[START]

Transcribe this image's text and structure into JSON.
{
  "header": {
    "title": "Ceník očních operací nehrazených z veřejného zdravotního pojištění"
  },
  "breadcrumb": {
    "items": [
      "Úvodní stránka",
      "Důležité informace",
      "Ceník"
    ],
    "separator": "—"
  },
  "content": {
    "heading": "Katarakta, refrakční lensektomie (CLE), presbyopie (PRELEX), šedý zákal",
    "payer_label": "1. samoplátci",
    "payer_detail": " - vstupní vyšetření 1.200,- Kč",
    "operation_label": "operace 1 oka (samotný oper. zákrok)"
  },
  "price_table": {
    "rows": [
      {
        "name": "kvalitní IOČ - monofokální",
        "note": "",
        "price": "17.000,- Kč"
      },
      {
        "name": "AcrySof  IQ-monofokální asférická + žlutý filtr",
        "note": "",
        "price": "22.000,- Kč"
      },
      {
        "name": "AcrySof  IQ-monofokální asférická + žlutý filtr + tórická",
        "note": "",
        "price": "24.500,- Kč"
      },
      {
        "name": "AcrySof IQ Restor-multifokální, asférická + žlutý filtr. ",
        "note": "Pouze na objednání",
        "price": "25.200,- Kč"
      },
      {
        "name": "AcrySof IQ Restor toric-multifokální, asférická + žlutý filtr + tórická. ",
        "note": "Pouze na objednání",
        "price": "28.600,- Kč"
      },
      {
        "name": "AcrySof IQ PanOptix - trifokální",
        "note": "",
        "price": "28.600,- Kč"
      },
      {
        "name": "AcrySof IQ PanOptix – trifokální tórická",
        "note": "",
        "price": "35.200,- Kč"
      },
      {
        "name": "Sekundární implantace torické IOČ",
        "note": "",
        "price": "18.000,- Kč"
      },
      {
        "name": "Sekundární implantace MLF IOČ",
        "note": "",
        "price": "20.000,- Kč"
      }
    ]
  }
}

[END]

Report only the number of lines in the data above that contain "filtr".

Complete answer: 4